§ **Domande di studio**
• a. Nell'articolo sul rogo di Centocelle, per quanti anni dovrà restare in carcere il marito della donna trovata morta?
• b. Riporta tale e quale il passo dell'articolo sul rogo di Centocelle che comincia con "Nuovi sviluppi nella" e prosegue fino a "cui poter contare.".

§ **Brano del testo**
↓↓↓

Rogo Centocelle, trovata senza vita la moglie del responsabile

Tragica fine per la consorte del bosniaco condannato per il rogo Centocelle, in cui persero la vita tre sorelline rom

Nuovi sviluppi nella vicenda del rogo Centocelle. E’ stato infatti rinvenuto esanime il corpo di una donna di 28 anni, moglie di uno dei condannati per quell’episodio. A quanto si apprende, sarebbe stata lei stessa ad uccidersi tramite impiccagione. Gli inquirenti pensano che all’origine del gesto ci sarebbe la disperazione, troppo forte da sopportare, per la vicenda che ha coinvolto il marito. Risiedeva anche lei anche nel campo teatro dell’incendio, che dopo la tragedia aveva lasciato per non rischiare ritorsioni dai familiari delle vittime. La sua morte apre ora un dramma per i suoi figli, ben quattro, ai quali non è rimasto più nessuno su cui poter contare.

Il padre si trova infatti attualmente in carcere, dove dovrà restare per i prossimi 30 anni: è accusato di aver partecipato al raid del maggio 2017, culminato con una molotov indirizzata contro la roulotte abitazione delle tre sorelle morte. Insieme a lui, sono stati coinvolti nell’azione anche i due fratelli, uno dei quali minorenne e autore materiale del lancio dell’ordigno. Un gesto che i tre avrebbero compiuto per vendicarsi di un’estorsione subita da parte del padre delle giovani vittime.

↑↑↑

§ **Estratti dei record**
↓↓↓

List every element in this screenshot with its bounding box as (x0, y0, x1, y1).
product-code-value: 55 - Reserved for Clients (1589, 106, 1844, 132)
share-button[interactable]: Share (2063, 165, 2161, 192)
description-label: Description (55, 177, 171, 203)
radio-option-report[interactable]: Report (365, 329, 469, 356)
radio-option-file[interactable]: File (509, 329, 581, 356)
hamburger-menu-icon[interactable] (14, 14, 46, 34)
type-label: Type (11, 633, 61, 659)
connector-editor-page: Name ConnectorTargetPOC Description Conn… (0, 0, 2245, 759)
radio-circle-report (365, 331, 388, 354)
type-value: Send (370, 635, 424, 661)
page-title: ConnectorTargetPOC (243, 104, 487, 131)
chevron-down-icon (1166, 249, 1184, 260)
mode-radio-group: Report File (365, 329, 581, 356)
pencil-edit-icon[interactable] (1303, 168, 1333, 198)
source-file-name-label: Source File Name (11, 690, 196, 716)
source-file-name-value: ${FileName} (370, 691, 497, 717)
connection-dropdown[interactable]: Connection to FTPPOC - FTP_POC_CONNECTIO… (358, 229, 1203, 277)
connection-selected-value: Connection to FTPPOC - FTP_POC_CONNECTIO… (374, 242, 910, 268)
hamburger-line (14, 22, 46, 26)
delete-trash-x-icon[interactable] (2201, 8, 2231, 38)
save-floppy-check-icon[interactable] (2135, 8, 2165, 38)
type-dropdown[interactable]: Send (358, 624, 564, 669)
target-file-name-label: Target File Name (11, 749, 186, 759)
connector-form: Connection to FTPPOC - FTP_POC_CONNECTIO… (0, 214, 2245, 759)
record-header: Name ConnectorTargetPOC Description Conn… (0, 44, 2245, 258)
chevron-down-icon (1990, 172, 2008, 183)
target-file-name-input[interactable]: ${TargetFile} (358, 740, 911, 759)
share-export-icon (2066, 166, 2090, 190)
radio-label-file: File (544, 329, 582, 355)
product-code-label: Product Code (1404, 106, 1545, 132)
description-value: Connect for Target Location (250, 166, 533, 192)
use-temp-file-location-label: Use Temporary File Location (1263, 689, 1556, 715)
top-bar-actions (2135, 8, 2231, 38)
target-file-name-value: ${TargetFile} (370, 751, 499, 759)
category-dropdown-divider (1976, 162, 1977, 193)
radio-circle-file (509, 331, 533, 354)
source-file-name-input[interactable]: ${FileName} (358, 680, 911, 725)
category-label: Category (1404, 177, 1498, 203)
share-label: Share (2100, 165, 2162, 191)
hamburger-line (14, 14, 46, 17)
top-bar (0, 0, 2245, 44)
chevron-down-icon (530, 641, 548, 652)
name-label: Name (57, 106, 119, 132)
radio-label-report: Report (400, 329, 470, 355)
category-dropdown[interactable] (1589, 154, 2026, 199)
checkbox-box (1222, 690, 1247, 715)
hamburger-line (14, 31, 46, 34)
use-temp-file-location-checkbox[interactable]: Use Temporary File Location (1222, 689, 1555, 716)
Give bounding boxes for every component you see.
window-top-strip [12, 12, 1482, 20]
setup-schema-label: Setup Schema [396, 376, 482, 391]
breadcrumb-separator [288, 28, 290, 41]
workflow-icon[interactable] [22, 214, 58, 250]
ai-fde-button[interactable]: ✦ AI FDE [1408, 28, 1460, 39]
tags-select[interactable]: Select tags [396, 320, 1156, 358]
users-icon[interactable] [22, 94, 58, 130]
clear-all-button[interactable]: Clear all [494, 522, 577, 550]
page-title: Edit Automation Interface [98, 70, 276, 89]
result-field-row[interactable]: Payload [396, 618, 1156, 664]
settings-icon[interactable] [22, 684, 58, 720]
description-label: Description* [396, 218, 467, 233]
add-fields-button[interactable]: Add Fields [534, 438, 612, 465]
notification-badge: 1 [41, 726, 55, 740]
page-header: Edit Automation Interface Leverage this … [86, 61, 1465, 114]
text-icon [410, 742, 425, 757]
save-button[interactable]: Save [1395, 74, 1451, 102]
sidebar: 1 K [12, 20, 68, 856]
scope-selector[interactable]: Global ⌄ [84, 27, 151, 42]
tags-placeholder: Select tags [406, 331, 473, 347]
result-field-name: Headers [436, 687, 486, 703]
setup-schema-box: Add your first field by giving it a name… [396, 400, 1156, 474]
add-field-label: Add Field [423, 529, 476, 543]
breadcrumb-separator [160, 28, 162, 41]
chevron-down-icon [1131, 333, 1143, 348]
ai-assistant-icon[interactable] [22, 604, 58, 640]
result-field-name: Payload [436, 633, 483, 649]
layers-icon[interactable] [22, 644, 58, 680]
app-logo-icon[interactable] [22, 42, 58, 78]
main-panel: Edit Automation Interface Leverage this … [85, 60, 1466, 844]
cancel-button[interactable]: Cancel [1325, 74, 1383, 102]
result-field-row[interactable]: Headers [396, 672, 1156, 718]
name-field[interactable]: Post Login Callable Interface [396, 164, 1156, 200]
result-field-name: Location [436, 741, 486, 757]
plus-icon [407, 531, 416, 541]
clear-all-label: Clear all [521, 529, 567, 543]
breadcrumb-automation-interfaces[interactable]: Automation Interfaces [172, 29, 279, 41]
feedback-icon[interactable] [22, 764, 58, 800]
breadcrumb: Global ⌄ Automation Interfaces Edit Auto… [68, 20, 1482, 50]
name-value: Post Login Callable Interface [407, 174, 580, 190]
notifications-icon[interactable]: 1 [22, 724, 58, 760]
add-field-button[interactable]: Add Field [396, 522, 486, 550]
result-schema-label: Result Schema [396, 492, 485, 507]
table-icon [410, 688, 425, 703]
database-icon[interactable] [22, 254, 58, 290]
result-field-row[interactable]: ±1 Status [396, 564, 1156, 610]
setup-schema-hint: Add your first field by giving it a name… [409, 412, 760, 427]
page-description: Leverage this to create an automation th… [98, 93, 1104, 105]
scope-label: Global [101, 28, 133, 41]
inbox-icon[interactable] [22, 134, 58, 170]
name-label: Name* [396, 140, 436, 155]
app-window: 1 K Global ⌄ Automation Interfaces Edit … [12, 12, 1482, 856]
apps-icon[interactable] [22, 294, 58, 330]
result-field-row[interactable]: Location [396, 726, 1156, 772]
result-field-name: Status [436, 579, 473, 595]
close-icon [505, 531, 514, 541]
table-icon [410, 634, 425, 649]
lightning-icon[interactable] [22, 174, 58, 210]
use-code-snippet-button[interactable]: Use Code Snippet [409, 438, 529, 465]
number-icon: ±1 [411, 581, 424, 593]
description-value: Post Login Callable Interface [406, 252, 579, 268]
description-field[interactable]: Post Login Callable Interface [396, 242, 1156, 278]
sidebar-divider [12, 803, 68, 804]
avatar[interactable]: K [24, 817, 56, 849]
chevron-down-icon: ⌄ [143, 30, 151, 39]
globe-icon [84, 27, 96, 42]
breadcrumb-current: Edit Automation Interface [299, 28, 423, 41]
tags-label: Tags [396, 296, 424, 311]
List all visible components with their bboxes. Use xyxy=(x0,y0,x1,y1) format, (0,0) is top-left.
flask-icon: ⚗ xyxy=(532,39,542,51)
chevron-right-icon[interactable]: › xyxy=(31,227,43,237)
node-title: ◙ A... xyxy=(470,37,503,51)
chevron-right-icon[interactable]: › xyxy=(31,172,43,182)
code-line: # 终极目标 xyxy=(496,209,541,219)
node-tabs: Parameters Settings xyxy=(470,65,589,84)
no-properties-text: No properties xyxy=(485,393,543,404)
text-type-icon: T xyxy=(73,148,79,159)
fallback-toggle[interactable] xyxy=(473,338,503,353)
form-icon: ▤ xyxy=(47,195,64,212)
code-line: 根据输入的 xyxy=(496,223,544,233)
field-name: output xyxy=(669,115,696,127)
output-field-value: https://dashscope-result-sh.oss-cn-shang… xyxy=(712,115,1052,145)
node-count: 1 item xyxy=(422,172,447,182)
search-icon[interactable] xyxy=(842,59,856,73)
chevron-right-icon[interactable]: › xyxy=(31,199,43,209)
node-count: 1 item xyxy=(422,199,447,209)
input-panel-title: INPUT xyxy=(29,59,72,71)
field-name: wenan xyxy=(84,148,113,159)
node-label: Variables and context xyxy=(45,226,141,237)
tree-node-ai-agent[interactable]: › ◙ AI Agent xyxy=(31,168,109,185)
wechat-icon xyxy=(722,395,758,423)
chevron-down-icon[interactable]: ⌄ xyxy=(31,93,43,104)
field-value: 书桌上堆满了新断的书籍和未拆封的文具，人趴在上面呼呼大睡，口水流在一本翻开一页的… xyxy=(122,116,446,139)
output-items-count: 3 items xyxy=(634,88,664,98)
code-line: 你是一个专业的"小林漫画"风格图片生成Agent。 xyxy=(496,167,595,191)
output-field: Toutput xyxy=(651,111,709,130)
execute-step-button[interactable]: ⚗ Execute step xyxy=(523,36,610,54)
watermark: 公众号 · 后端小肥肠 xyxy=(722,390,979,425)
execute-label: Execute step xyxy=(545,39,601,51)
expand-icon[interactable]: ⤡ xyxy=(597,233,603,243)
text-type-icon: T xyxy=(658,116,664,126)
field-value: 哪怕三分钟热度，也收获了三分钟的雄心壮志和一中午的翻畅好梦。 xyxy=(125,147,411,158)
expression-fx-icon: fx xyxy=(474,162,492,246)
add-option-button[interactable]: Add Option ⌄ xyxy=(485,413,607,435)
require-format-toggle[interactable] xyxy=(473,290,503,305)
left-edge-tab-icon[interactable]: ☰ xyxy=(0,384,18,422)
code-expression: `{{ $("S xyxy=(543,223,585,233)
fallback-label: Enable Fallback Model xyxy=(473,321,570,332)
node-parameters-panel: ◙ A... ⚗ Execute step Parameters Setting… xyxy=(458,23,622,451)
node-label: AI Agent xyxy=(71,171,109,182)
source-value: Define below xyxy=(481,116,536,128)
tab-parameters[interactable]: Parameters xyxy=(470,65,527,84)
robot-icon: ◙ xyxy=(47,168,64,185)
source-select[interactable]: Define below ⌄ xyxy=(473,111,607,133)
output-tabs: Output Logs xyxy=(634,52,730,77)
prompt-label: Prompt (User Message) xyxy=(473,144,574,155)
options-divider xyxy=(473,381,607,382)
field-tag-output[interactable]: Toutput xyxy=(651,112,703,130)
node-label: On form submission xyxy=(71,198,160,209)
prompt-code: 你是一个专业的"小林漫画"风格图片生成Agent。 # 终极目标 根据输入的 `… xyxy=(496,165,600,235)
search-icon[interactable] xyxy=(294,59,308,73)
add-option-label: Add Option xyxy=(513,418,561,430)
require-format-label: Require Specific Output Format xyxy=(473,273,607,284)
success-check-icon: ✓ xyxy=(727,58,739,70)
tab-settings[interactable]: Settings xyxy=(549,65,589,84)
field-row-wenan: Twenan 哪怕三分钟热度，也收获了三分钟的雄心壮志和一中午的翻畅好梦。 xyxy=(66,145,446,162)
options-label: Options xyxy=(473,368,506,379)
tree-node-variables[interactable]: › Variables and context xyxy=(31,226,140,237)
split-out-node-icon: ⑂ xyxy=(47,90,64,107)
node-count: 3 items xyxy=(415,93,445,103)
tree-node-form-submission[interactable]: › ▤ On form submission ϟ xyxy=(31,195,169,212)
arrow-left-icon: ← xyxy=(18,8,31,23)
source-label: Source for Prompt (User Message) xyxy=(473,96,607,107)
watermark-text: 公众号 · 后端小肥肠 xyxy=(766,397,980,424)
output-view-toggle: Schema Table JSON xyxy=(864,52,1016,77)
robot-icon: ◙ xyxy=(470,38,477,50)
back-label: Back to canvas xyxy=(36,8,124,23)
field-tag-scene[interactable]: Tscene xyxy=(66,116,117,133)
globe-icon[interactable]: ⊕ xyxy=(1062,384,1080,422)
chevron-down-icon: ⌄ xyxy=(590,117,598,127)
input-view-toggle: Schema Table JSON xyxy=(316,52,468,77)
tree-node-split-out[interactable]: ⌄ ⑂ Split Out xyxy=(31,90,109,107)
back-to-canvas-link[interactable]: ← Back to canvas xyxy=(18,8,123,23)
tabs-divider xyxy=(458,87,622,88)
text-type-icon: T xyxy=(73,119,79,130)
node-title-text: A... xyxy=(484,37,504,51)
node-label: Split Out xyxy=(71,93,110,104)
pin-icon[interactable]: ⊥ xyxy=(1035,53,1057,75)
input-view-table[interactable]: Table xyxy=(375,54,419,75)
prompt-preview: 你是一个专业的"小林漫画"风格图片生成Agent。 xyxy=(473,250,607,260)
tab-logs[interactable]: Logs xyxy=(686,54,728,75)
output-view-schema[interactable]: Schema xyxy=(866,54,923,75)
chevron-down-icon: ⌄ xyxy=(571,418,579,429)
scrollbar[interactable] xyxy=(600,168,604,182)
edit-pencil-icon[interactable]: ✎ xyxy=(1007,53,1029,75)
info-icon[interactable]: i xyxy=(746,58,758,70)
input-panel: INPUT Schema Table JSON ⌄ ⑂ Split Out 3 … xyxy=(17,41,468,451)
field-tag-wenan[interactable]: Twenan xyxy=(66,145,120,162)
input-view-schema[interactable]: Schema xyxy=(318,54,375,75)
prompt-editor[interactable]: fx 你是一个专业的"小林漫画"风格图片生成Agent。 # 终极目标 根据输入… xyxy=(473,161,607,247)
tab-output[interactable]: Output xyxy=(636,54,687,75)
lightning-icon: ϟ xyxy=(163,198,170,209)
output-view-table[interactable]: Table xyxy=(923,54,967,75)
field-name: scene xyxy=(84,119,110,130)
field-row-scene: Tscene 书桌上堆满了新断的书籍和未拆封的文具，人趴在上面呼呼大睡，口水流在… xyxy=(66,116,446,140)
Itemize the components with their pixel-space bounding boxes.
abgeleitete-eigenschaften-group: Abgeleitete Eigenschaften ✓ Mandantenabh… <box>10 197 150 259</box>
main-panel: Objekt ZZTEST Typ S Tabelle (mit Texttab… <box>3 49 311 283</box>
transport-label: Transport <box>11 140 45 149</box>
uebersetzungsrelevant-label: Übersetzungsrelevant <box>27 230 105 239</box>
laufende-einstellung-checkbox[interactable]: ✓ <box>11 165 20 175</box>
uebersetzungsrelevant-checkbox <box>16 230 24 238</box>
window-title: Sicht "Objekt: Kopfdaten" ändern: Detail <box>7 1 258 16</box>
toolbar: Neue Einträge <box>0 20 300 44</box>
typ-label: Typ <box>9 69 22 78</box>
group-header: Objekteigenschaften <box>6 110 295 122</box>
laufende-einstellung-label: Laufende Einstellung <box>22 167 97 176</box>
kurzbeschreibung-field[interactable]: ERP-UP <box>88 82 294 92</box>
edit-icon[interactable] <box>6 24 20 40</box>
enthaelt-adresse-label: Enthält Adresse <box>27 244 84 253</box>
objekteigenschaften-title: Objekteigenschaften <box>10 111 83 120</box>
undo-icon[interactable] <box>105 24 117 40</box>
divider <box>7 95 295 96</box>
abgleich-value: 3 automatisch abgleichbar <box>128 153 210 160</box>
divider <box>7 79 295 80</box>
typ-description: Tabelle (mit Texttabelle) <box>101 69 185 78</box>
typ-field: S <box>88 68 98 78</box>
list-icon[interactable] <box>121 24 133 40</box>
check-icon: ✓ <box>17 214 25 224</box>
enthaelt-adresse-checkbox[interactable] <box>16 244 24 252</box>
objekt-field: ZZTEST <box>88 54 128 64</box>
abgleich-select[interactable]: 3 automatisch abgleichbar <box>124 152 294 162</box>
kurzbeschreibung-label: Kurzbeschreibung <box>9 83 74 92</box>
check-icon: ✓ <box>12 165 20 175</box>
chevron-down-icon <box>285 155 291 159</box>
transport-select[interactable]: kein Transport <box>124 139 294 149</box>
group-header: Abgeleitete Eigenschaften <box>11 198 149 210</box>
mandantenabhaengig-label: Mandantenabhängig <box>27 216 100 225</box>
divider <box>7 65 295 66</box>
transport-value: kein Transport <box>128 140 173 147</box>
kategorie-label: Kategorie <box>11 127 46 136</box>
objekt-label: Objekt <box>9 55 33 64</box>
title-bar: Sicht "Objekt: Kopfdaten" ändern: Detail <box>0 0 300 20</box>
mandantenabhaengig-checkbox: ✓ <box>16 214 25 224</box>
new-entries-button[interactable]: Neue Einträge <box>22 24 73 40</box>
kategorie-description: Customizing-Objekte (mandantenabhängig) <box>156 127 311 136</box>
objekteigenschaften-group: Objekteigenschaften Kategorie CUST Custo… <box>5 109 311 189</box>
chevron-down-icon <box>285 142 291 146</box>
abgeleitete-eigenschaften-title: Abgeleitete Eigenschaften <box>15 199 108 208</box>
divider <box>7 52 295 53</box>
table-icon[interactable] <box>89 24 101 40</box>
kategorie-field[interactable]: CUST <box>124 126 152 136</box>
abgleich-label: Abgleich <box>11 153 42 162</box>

↑↑↑

§ **Elenco soluzioni**
• a. Per i prossimi 30 anni.

• b.
Nuovi sviluppi nella vicenda del rogo Centocelle. E’ stato infatti rinvenuto esanime il corpo di una donna di 28 anni, moglie di uno dei condannati per quell’episodio. A quanto si apprende, sarebbe stata lei stessa ad uccidersi tramite impiccagione. Gli inquirenti pensano che all’origine del gesto ci sarebbe la disperazione, troppo forte da sopportare, per la vicenda che ha coinvolto il marito. Risiedeva anche lei anche nel campo teatro dell’incendio, che dopo la tragedia aveva lasciato per non rischiare ritorsioni dai familiari delle vittime. La sua morte apre ora un dramma per i suoi figli, ben quattro, ai quali non è rimasto più nessuno su cui poter contare.